— Direction —
Return a copy of each line that holds the string "Новый".

— Items —
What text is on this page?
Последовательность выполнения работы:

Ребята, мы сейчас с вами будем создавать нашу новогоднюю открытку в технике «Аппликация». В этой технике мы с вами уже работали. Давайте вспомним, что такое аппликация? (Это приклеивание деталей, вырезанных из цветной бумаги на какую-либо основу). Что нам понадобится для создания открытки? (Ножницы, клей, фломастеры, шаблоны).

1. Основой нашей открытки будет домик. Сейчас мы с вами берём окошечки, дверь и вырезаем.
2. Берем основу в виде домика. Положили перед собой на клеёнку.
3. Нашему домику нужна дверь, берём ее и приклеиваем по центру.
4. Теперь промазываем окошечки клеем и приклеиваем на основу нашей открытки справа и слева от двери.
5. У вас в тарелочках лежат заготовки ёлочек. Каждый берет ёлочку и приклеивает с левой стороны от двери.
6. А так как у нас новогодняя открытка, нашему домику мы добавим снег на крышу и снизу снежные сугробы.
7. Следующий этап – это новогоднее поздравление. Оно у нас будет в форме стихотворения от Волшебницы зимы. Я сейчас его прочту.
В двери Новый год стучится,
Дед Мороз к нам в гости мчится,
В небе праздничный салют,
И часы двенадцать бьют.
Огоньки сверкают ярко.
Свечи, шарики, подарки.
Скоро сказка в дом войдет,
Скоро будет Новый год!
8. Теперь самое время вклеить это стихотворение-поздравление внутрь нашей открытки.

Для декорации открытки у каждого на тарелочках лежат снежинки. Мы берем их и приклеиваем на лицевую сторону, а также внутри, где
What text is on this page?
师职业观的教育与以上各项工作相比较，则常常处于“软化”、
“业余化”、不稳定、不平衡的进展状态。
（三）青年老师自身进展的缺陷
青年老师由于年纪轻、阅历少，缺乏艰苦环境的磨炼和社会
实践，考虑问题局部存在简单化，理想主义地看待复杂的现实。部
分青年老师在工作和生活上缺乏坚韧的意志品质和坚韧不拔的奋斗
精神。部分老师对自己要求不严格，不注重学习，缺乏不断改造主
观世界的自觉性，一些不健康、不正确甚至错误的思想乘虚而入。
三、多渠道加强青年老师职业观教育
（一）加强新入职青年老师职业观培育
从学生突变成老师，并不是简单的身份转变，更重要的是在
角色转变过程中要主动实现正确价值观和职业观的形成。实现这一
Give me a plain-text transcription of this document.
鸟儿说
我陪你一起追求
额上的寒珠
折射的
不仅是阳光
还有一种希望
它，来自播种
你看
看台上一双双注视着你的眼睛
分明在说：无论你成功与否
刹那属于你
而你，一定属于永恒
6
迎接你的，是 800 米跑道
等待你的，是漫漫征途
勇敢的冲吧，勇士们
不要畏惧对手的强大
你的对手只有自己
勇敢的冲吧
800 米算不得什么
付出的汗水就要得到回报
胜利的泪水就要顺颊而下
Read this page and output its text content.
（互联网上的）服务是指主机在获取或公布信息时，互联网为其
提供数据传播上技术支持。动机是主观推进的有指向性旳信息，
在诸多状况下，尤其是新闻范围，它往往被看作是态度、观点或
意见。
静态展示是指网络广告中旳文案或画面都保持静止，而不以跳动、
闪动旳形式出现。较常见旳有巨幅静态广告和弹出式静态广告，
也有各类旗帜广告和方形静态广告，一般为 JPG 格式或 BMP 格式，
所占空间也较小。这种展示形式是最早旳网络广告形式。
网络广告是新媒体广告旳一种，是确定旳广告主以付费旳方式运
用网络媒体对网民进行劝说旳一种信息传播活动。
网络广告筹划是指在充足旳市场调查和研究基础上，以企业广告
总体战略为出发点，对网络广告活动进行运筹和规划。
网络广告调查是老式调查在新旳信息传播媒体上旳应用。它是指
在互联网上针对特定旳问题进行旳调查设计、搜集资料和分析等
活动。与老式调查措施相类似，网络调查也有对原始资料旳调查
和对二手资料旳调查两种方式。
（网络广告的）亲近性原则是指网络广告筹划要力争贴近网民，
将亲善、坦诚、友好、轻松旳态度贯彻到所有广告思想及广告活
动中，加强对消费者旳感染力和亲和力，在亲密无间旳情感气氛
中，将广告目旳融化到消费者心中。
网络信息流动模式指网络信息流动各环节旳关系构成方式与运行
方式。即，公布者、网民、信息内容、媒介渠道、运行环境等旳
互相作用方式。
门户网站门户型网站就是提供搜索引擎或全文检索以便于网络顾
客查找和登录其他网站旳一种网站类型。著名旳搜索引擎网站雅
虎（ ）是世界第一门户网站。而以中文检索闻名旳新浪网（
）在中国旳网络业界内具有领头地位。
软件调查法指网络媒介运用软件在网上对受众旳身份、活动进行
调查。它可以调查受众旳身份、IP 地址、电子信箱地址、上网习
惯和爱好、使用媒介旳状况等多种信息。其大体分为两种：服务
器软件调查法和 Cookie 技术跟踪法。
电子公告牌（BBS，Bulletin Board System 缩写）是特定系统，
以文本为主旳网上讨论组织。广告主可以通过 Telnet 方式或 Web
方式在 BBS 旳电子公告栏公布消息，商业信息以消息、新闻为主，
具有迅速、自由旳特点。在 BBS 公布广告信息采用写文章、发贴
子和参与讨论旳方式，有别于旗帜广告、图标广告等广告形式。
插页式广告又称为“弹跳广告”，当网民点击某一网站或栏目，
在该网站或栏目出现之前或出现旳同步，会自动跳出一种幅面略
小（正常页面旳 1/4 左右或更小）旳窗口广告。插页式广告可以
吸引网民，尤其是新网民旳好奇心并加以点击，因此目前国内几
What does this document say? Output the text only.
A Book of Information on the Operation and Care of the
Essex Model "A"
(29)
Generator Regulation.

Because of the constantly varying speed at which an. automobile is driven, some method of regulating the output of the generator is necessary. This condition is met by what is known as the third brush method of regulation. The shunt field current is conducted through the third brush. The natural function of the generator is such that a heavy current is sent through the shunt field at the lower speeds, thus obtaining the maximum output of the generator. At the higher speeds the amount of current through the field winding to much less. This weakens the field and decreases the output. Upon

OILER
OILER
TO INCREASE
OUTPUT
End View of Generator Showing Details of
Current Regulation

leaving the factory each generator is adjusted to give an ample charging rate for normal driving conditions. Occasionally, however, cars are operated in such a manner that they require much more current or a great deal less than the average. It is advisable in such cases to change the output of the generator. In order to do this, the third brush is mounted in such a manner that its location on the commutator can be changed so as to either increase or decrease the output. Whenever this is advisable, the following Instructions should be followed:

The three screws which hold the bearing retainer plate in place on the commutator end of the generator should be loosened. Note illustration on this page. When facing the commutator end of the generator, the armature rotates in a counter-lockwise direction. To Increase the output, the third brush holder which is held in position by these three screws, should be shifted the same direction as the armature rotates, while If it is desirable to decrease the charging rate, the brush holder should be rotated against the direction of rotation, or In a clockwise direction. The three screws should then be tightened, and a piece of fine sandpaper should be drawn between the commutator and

— Reply to the exercise —
В двери Новый год стучится,
Скоро будет Новый год!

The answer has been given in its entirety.